- _Exercise instructions_:
In the source document on World War 3 Illustrated, which feature is the magazine's longest-running recurring one with an identifiable single cast of characters?

World War 3 Illustrated
- Editor: Various, rotating editorial board
- Distributor: Top Shelf Productions
- Categories: Political magazine
- Frequency: bi-annual
- Circulation: 3,000–4,000
- Publisher: AK Press
- First issue: 1980
- Company: World War 3 Illustrated
- Country: United States
- Language: English
- Website: www.ww3.nyc

= World War 3 Illustrated =

American comics anthology magazine

World War 3 Illustrated is an American comics anthology magazine with a left-wing political focus, founded in 1979 (though the first issue was published in 1980) by New York City comic book artists Peter Kuper and Seth Tobocman, and painter Christof Kohlhofer, and subsequently produced by a collective with a rotating editorship.

Other frequent contributors, mostly based in New York City, include Isabella Bannerman, Sue Coe, Scott Cunningham, Eric Drooker, Sandy Jimenez, Sabrina Jones, Mac McGill, Kevin Pyle, and James Romberger.

A predominantly black-and-white printed comic book story anthology, World War 3 Illustrated has featured full-color covers and occasional special color sections “within book.”

== Overview ==
Typical World War 3 Illustrated issues are focused on a single political issue, theme or broad subject, decided upon by the editorial staff. Artists and writers are then invited to develop material addressing the issue's subject. This approach of incubating material around a different political concern or specific topic every issue has made the magazine an extremely diverse and unpredictable periodical anthology in the world of comics, and possibly the longest-running of its kind in print, at over 30 years of publication.

Unlike other comic book anthology-format magazines like Heavy Metal, Mad, or the defunct Epic Illustrated, World War 3 Illustrated is known less for character-based episodic features and more for the sustained or recurring presence of certain artists. The exception is Sandy Jimenez's "Shit House Poet", running exclusively in World War 3 Illustrated since 1991, making it the magazine's longest-running recurring feature with an identifiable single cast of characters. 2011 marked the feature's 21st year in the magazine.

==Publication history==
The magazine initially began as a home for comic book work and graphic/illustrated storytelling that was anti-establishment and aggressively critical of the social and political right-wing conservatism in ascension after the election of President Ronald Reagan. In the spirit of the then-burgeoning DIY approach prevalent among independent punk and hardcore bands and musicians, the magazine took control of the means of production and distribution, foregoing possible relationships with established publishing institutions or companies for the sake of its own editorial integrity and political independence.

- _Material provided_:
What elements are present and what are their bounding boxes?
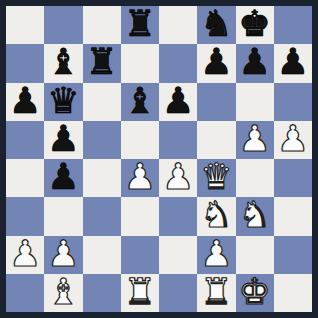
square-g8[interactable]: ♚: [236, 6, 274, 44]
square-c2[interactable]: [83, 236, 121, 274]
square-c8[interactable]: [83, 6, 121, 44]
square-d1[interactable]: ♜: [121, 274, 159, 312]
square-h1[interactable]: [274, 274, 312, 312]
square-g1[interactable]: ♚: [236, 274, 274, 312]
square-a7[interactable]: [6, 44, 44, 82]
square-a4[interactable]: [6, 159, 44, 197]
black-bishop-b7[interactable]: ♝: [47, 44, 79, 80]
square-f8[interactable]: ♞: [197, 6, 235, 44]
white-pawn-a2[interactable]: ♟: [9, 236, 41, 272]
square-c3[interactable]: [83, 197, 121, 235]
square-g3[interactable]: ♞: [236, 197, 274, 235]
square-c6[interactable]: [83, 83, 121, 121]
black-rook-c7[interactable]: ♜: [85, 44, 117, 80]
square-g4[interactable]: [236, 159, 274, 197]
square-d4[interactable]: ♟: [121, 159, 159, 197]
square-e6[interactable]: ♟: [159, 83, 197, 121]
square-f3[interactable]: ♞: [197, 197, 235, 235]
square-g2[interactable]: [236, 236, 274, 274]
square-a8[interactable]: [6, 6, 44, 44]
square-b6[interactable]: ♛: [44, 83, 82, 121]
white-pawn-h5[interactable]: ♟: [277, 121, 309, 157]
black-bishop-d6[interactable]: ♝: [124, 83, 156, 119]
square-e3[interactable]: [159, 197, 197, 235]
white-knight-f3[interactable]: ♞: [200, 197, 232, 233]
black-knight-f8[interactable]: ♞: [200, 6, 232, 42]
square-e4[interactable]: ♟: [159, 159, 197, 197]
square-f5[interactable]: [197, 121, 235, 159]
square-e8[interactable]: [159, 6, 197, 44]
square-c5[interactable]: [83, 121, 121, 159]
square-e5[interactable]: [159, 121, 197, 159]
black-rook-d8[interactable]: ♜: [124, 6, 156, 42]
square-b3[interactable]: [44, 197, 82, 235]
square-a2[interactable]: ♟: [6, 236, 44, 274]
square-h6[interactable]: [274, 83, 312, 121]
square-c1[interactable]: [83, 274, 121, 312]
square-a5[interactable]: [6, 121, 44, 159]
square-f2[interactable]: ♟: [197, 236, 235, 274]
square-h4[interactable]: [274, 159, 312, 197]
square-b4[interactable]: ♟: [44, 159, 82, 197]
white-bishop-b1[interactable]: ♝: [47, 274, 79, 310]
square-b1[interactable]: ♝: [44, 274, 82, 312]
square-h2[interactable]: [274, 236, 312, 274]
black-king-g8[interactable]: ♚: [238, 6, 270, 42]
square-f4[interactable]: ♛: [197, 159, 235, 197]
white-pawn-d4[interactable]: ♟: [124, 159, 156, 195]
square-e1[interactable]: [159, 274, 197, 312]
white-pawn-b2[interactable]: ♟: [47, 236, 79, 272]
square-g6[interactable]: [236, 83, 274, 121]
square-f6[interactable]: [197, 83, 235, 121]
black-pawn-a6[interactable]: ♟: [9, 83, 41, 119]
black-pawn-g7[interactable]: ♟: [238, 44, 270, 80]
white-knight-g3[interactable]: ♞: [238, 197, 270, 233]
square-d7[interactable]: [121, 44, 159, 82]
black-pawn-h7[interactable]: ♟: [277, 44, 309, 80]
square-g7[interactable]: ♟: [236, 44, 274, 82]
black-pawn-f7[interactable]: ♟: [200, 44, 232, 80]
board-frame: ♜♞♚♝♜♟♟♟♟♛♝♟♟♟♟♟♟♟♛♞♞♟♟♟♝♜♜♚: [0, 0, 318, 318]
square-a6[interactable]: ♟: [6, 83, 44, 121]
square-f7[interactable]: ♟: [197, 44, 235, 82]
square-d5[interactable]: [121, 121, 159, 159]
chess-board: ♜♞♚♝♜♟♟♟♟♛♝♟♟♟♟♟♟♟♛♞♞♟♟♟♝♜♜♚: [6, 6, 312, 312]
square-b5[interactable]: ♟: [44, 121, 82, 159]
square-e2[interactable]: [159, 236, 197, 274]
white-pawn-g5[interactable]: ♟: [238, 121, 270, 157]
square-d6[interactable]: ♝: [121, 83, 159, 121]
white-king-g1[interactable]: ♚: [238, 274, 270, 310]
square-h5[interactable]: ♟: [274, 121, 312, 159]
square-g5[interactable]: ♟: [236, 121, 274, 159]
square-d2[interactable]: [121, 236, 159, 274]
square-c4[interactable]: [83, 159, 121, 197]
square-b7[interactable]: ♝: [44, 44, 82, 82]
square-h8[interactable]: [274, 6, 312, 44]
square-a1[interactable]: [6, 274, 44, 312]
black-pawn-b4[interactable]: ♟: [47, 159, 79, 195]
square-f1[interactable]: ♜: [197, 274, 235, 312]
square-d3[interactable]: [121, 197, 159, 235]
square-h7[interactable]: ♟: [274, 44, 312, 82]
white-pawn-f2[interactable]: ♟: [200, 236, 232, 272]
black-pawn-e6[interactable]: ♟: [162, 83, 194, 119]
white-rook-d1[interactable]: ♜: [124, 274, 156, 310]
white-pawn-e4[interactable]: ♟: [162, 159, 194, 195]
black-queen-b6[interactable]: ♛: [47, 83, 79, 119]
square-b8[interactable]: [44, 6, 82, 44]
square-c7[interactable]: ♜: [83, 44, 121, 82]
square-d8[interactable]: ♜: [121, 6, 159, 44]
square-b2[interactable]: ♟: [44, 236, 82, 274]
white-rook-f1[interactable]: ♜: [200, 274, 232, 310]
square-e7[interactable]: [159, 44, 197, 82]
white-queen-f4[interactable]: ♛: [200, 159, 232, 195]
square-h3[interactable]: [274, 197, 312, 235]
black-pawn-b5[interactable]: ♟: [47, 121, 79, 157]
square-a3[interactable]: [6, 197, 44, 235]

- _Result_:
Sandy Jimenez's "Shit House Poet," which has run exclusively in World War 3 Illustrated since 1991.